>> Begin Supplied entries
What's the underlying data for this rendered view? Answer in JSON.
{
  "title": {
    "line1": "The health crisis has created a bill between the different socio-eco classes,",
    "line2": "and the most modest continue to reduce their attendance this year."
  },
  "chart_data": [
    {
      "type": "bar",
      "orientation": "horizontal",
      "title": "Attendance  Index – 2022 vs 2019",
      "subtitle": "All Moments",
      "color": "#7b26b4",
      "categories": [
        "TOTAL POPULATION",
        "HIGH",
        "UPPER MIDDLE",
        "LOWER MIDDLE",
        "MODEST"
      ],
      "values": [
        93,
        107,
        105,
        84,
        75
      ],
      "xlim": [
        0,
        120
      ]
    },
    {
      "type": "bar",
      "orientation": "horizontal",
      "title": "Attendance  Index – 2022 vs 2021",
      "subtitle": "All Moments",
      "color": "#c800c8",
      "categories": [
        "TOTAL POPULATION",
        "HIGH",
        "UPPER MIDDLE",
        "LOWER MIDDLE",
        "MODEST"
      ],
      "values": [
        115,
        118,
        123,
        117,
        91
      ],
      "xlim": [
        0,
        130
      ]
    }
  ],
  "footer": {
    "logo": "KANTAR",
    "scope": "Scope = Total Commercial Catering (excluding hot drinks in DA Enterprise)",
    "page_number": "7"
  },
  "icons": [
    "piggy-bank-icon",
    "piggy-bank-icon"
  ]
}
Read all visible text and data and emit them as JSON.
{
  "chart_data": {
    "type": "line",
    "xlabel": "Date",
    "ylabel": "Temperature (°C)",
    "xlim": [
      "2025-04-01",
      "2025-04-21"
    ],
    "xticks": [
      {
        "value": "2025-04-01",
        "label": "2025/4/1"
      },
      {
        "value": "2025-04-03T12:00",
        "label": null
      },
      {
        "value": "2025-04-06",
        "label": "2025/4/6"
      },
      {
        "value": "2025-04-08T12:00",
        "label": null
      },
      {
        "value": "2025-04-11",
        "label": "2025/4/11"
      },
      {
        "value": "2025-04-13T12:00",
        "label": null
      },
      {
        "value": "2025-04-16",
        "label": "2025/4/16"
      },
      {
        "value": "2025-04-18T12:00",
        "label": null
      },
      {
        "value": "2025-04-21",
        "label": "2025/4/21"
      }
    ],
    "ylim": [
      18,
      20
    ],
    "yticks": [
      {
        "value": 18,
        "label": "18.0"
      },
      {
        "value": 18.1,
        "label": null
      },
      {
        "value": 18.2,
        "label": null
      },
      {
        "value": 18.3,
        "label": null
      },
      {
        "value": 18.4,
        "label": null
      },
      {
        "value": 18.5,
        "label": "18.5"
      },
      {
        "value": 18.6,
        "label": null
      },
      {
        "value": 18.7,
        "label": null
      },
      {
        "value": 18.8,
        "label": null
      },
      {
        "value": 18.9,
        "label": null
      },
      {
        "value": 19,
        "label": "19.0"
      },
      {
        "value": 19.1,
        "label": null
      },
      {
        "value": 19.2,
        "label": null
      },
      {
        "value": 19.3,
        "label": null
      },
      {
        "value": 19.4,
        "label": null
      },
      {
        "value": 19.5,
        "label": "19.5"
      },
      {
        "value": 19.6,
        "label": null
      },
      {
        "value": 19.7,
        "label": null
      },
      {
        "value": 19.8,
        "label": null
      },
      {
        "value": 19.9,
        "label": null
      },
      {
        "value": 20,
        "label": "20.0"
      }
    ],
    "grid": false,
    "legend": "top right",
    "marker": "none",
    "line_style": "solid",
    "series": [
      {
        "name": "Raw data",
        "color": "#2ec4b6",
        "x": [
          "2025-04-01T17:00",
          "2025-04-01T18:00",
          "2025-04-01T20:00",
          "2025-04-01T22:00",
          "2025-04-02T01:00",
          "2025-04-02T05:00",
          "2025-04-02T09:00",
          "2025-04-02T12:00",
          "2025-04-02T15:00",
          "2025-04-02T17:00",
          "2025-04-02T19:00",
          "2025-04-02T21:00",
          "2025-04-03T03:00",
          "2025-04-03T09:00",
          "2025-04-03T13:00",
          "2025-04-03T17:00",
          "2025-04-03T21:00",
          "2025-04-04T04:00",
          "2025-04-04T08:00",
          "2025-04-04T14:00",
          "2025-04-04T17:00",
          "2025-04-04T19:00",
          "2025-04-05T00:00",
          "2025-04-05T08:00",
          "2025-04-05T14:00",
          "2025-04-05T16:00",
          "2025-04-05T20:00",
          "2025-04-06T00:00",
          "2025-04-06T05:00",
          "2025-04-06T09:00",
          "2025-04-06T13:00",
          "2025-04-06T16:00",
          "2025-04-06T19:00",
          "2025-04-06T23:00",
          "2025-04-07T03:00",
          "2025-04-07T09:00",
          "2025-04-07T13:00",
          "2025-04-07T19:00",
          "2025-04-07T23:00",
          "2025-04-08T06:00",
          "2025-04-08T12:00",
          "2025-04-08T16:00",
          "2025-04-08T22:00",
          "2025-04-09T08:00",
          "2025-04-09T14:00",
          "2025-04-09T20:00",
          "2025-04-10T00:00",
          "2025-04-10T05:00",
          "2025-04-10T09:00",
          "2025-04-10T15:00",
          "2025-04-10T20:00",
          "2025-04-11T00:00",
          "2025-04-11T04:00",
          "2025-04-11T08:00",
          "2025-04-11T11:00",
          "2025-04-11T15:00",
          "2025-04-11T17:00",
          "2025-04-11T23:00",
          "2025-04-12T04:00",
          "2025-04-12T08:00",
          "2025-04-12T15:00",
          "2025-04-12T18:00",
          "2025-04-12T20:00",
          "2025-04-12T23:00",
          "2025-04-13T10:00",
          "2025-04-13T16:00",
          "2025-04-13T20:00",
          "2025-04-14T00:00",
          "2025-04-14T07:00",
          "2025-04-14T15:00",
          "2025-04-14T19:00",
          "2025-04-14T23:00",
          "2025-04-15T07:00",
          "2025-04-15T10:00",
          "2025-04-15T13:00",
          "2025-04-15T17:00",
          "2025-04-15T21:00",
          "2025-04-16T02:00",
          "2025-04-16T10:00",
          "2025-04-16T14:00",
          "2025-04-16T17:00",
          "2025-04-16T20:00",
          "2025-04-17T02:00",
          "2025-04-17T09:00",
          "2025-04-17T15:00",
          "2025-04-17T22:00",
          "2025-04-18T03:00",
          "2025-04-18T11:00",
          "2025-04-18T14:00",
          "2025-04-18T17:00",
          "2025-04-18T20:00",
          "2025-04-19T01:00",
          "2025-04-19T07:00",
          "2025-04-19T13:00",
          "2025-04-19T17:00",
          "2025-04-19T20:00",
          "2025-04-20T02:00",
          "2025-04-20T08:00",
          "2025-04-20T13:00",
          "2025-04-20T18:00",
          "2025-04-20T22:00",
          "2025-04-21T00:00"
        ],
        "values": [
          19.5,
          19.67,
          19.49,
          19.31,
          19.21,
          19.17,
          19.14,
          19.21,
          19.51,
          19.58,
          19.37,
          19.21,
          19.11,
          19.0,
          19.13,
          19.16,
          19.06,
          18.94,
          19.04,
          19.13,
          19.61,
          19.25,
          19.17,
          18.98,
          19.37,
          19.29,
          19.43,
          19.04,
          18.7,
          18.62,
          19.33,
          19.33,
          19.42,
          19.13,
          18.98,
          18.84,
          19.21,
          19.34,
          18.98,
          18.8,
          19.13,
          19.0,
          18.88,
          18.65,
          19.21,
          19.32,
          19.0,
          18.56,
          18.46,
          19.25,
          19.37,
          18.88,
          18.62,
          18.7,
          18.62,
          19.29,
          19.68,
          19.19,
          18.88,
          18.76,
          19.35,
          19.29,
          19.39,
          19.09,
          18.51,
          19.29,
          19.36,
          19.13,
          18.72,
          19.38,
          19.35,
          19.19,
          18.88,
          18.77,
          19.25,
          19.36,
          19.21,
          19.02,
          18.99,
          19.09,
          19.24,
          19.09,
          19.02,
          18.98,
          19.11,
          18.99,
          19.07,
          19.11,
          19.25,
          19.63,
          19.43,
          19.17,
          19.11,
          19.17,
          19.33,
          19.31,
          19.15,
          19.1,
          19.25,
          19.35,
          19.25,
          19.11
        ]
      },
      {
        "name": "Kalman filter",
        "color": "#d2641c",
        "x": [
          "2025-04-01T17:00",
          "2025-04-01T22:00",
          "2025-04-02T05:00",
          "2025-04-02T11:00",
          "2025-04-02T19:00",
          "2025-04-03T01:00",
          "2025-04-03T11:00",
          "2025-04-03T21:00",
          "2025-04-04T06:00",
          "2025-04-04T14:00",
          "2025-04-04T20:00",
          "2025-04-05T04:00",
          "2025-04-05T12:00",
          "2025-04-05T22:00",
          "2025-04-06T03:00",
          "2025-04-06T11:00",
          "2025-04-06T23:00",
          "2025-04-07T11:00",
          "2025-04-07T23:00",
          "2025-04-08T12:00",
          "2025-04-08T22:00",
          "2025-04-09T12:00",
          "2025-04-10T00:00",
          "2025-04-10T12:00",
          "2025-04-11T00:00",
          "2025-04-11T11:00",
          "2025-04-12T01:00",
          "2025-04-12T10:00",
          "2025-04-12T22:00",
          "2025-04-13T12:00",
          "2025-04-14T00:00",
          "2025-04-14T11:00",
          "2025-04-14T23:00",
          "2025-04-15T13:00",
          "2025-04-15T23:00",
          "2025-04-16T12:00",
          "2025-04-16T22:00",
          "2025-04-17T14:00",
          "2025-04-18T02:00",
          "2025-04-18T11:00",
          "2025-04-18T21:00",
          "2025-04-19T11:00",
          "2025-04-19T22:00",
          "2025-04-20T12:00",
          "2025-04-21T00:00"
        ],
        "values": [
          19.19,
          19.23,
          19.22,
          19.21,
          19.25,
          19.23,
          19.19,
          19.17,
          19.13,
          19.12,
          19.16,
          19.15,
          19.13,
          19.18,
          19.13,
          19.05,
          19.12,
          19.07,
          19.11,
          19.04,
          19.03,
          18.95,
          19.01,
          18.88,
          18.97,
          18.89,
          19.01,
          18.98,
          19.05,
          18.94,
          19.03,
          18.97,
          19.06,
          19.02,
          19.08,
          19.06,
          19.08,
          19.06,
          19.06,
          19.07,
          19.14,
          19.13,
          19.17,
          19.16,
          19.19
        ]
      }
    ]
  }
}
>> End Supplied entries
Task goal: Search the listing for the word "color" and return each line that holds it.

Written solution:
      "color": "#7b26b4",
      "color": "#c800c8",
        "color": "#2ec4b6",
        "color": "#d2641c",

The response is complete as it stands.